GOAL OF THE EXERCISE:
Copy the material that follows word for word and omit its pictures.

>>>

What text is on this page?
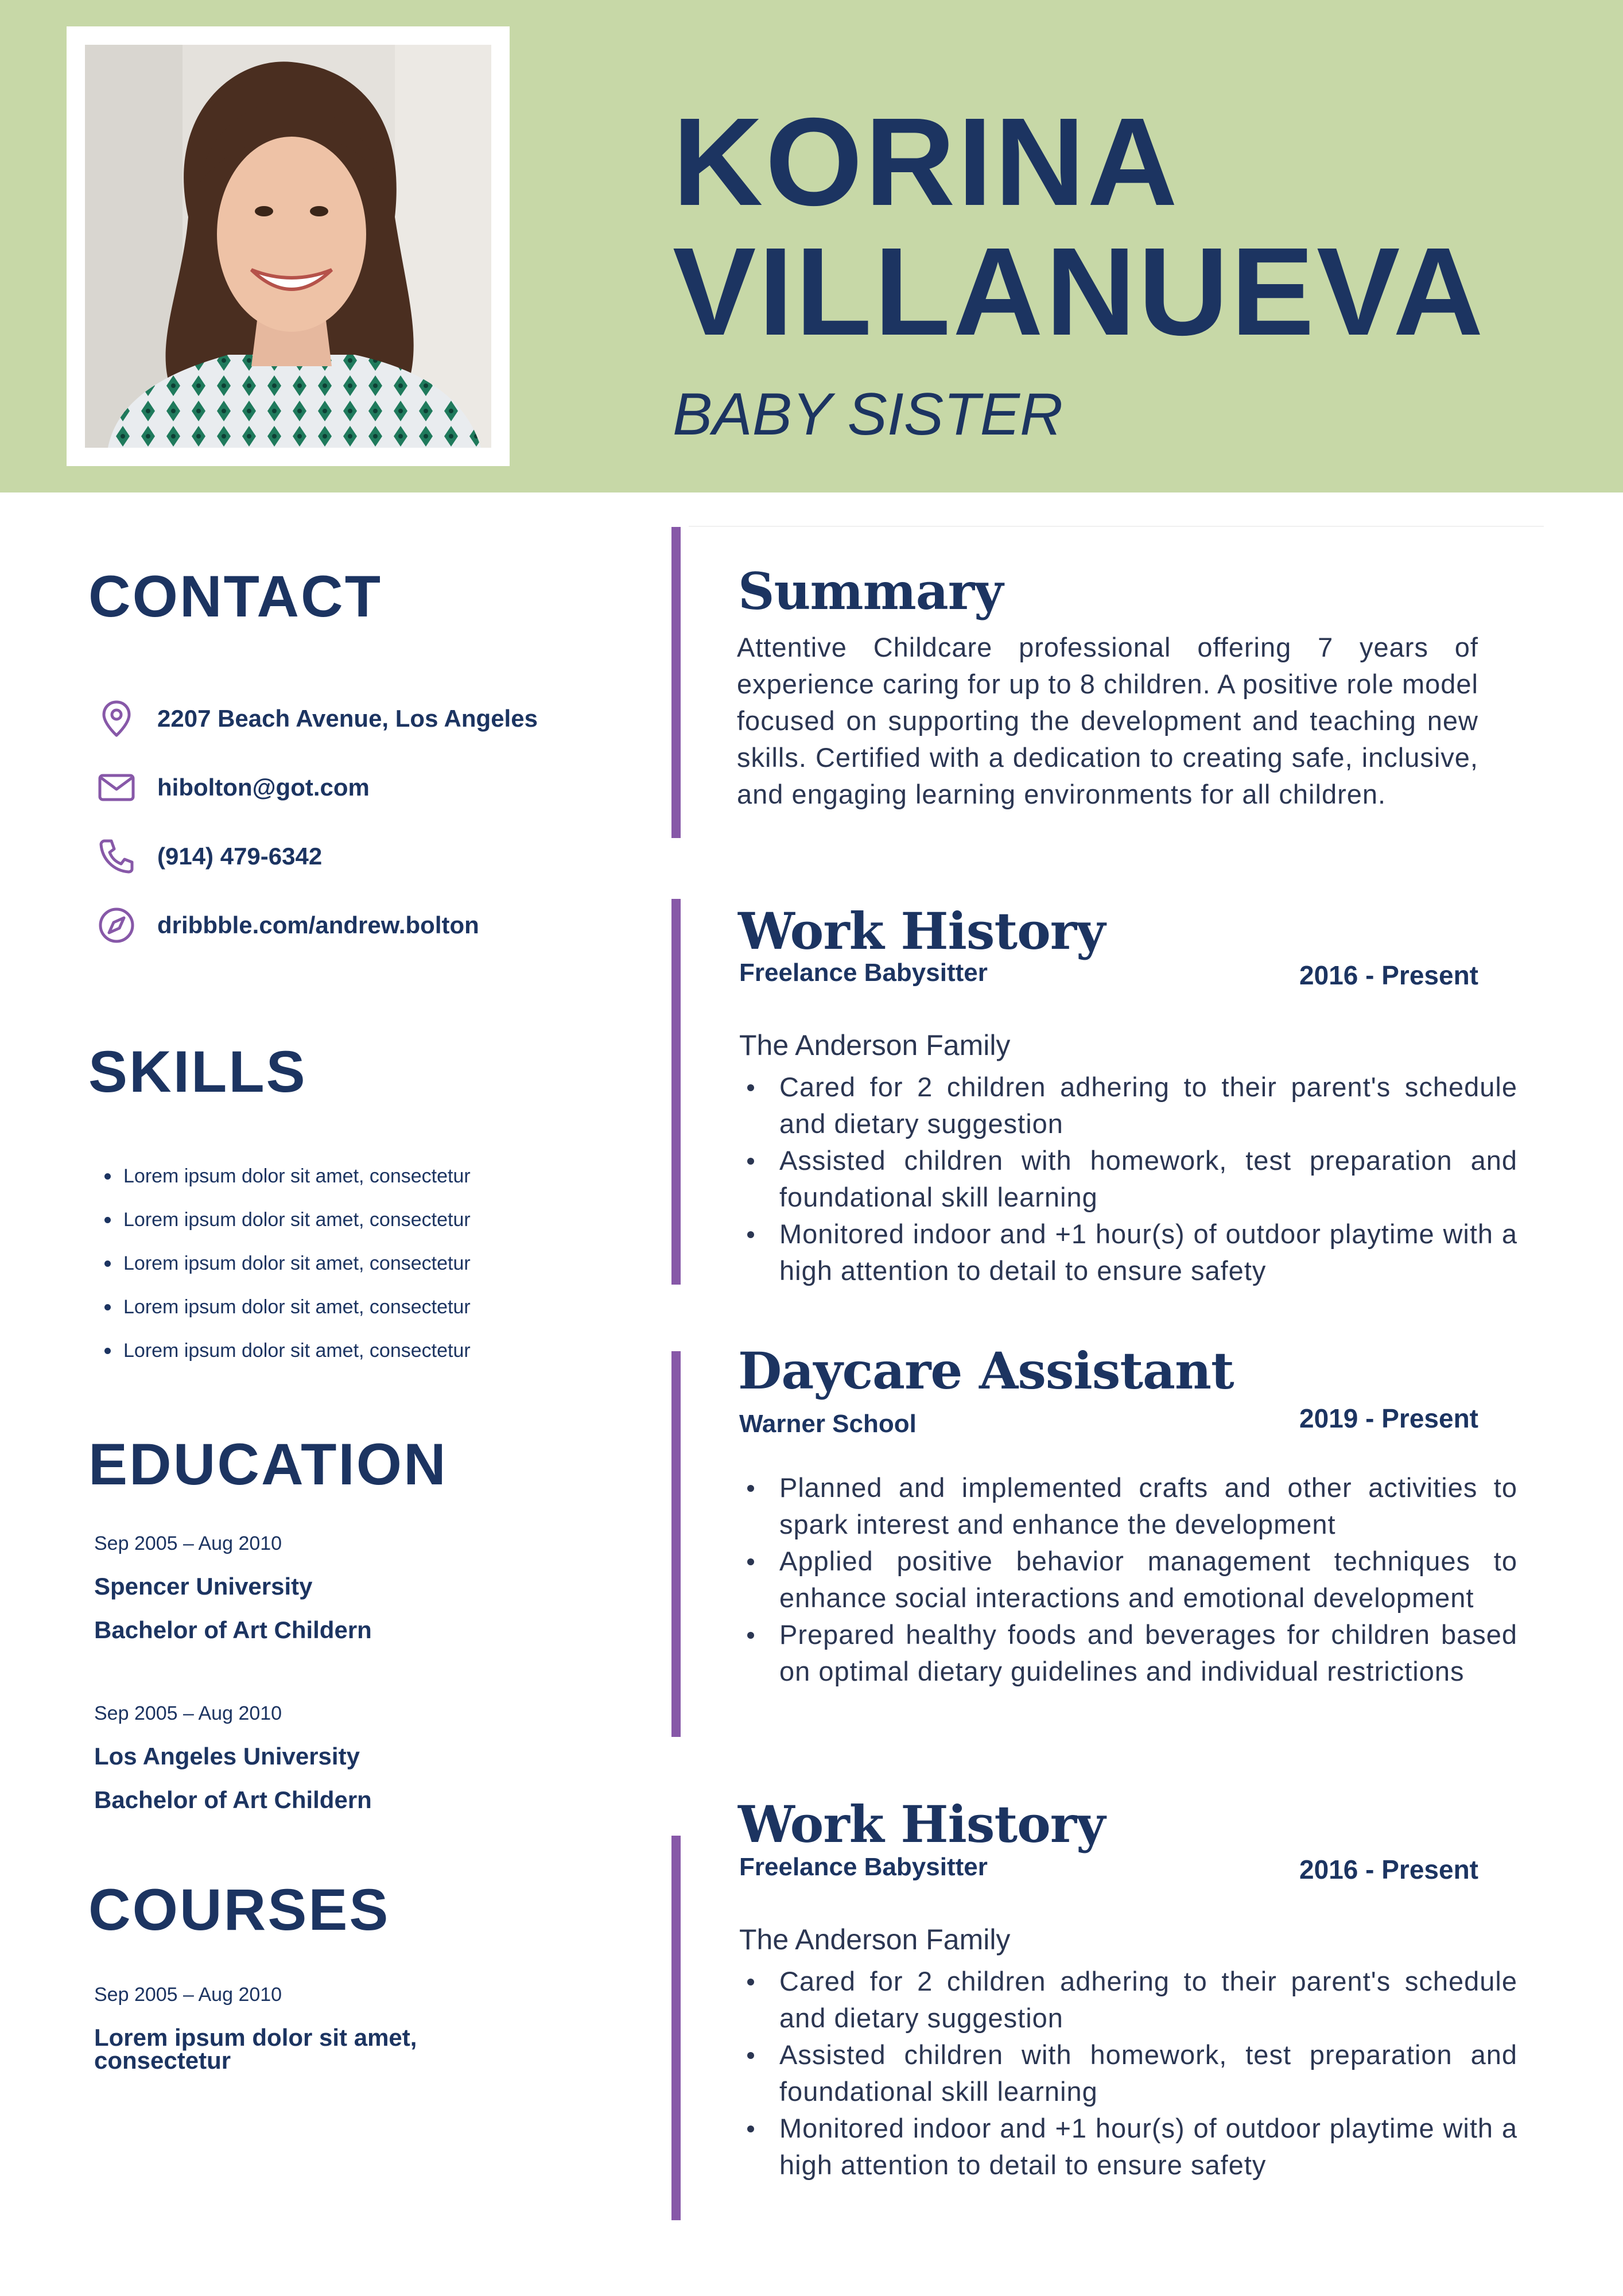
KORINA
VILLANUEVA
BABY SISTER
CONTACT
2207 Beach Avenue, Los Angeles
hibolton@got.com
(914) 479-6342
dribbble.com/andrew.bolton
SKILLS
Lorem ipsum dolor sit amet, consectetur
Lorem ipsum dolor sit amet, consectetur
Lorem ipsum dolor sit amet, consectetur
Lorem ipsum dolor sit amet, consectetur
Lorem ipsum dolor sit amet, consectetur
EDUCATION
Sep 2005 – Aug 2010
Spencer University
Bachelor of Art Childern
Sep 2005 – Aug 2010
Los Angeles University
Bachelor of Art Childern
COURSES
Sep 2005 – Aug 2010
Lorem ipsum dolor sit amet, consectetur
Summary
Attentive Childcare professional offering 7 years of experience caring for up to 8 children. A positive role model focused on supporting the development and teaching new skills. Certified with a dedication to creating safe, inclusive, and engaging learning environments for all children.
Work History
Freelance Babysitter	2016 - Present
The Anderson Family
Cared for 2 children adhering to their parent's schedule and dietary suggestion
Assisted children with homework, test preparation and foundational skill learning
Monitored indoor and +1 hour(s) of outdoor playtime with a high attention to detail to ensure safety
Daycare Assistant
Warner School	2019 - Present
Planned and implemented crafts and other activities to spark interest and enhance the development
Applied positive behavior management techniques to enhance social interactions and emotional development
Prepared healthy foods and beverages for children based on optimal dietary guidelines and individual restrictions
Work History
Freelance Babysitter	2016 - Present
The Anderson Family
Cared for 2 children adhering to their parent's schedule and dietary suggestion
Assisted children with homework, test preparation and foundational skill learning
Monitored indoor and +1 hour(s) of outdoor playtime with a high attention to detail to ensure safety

<<<

RESPONSE BELOW:
What text is on this page?
KORINA
VILLANUEVA
BABY SISTER
CONTACT
2207 Beach Avenue, Los Angeles
hibolton@got.com
(914) 479-6342
dribbble.com/andrew.bolton
SKILLS
Lorem ipsum dolor sit amet, consectetur
Lorem ipsum dolor sit amet, consectetur
Lorem ipsum dolor sit amet, consectetur
Lorem ipsum dolor sit amet, consectetur
Lorem ipsum dolor sit amet, consectetur
EDUCATION
Sep 2005 – Aug 2010
Spencer University
Bachelor of Art Childern
Sep 2005 – Aug 2010
Los Angeles University
Bachelor of Art Childern
COURSES
Sep 2005 – Aug 2010
Lorem ipsum dolor sit amet, consectetur
Summary
Attentive Childcare professional offering 7 years of experience caring for up to 8 children. A positive role model focused on supporting the development and teaching new skills. Certified with a dedication to creating safe, inclusive, and engaging learning environments for all children.
Work History
Freelance Babysitter	2016 - Present
The Anderson Family
Cared for 2 children adhering to their parent's schedule and dietary suggestion
Assisted children with homework, test preparation and foundational skill learning
Monitored indoor and +1 hour(s) of outdoor playtime with a high attention to detail to ensure safety
Daycare Assistant
Warner School	2019 - Present
Planned and implemented crafts and other activities to spark interest and enhance the development
Applied positive behavior management techniques to enhance social interactions and emotional development
Prepared healthy foods and beverages for children based on optimal dietary guidelines and individual restrictions
Work History
Freelance Babysitter	2016 - Present
The Anderson Family
Cared for 2 children adhering to their parent's schedule and dietary suggestion
Assisted children with homework, test preparation and foundational skill learning
Monitored indoor and +1 hour(s) of outdoor playtime with a high attention to detail to ensure safety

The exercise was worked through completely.